::: Information given
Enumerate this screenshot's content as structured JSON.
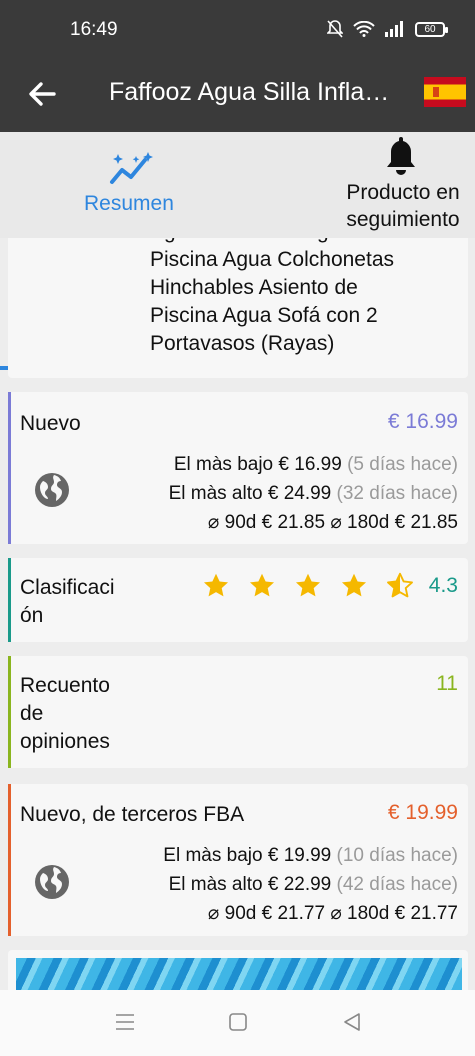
{
  "status": {
    "time": "16:49",
    "battery": "60"
  },
  "appbar": {
    "title": "Faffooz Agua Silla Infla…"
  },
  "tabs": [
    {
      "label": "Resumen",
      "icon": "trend-icon"
    },
    {
      "label": "Producto en seguimiento",
      "icon": "bell-icon"
    }
  ],
  "product": {
    "title_lines": [
      "Agua Flotante Plegable de la",
      "Piscina Agua Colchonetas",
      "Hinchables Asiento de",
      "Piscina Agua Sofá con 2",
      "Portavasos (Rayas)"
    ]
  },
  "nuevo": {
    "label": "Nuevo",
    "price": "€ 16.99",
    "lowest_label": "El màs bajo",
    "lowest_price": "€ 16.99",
    "lowest_ago": "(5 días hace)",
    "highest_label": "El màs alto",
    "highest_price": "€ 24.99",
    "highest_ago": "(32 días hace)",
    "avg90_label": "⌀ 90d",
    "avg90": "€ 21.85",
    "avg180_label": "⌀ 180d",
    "avg180": "€ 21.85",
    "color": "#7b7bd6"
  },
  "clasificacion": {
    "label_lines": [
      "Clasificaci",
      "ón"
    ],
    "value": "4.3",
    "rating": 4.3,
    "color": "#1a9a8a"
  },
  "recuento": {
    "label_lines": [
      "Recuento",
      "de",
      "opiniones"
    ],
    "value": "11",
    "color": "#8ab51e"
  },
  "fba": {
    "label": "Nuevo, de terceros FBA",
    "price": "€ 19.99",
    "lowest_label": "El màs bajo",
    "lowest_price": "€ 19.99",
    "lowest_ago": "(10 días hace)",
    "highest_label": "El màs alto",
    "highest_price": "€ 22.99",
    "highest_ago": "(42 días hace)",
    "avg90_label": "⌀ 90d",
    "avg90": "€ 21.77",
    "avg180_label": "⌀ 180d",
    "avg180": "€ 21.77",
    "color": "#e4602c"
  },
  "colors": {
    "accent": "#2e86de",
    "star": "#f5b800",
    "header": "#3a3a3a"
  }
}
::::::
• _Directive_: Find every line above that contains the word "días", and return each one.

• _Output_:
    "lowest_ago": "(5 días hace)",
    "highest_ago": "(32 días hace)",
    "lowest_ago": "(10 días hace)",
    "highest_ago": "(42 días hace)",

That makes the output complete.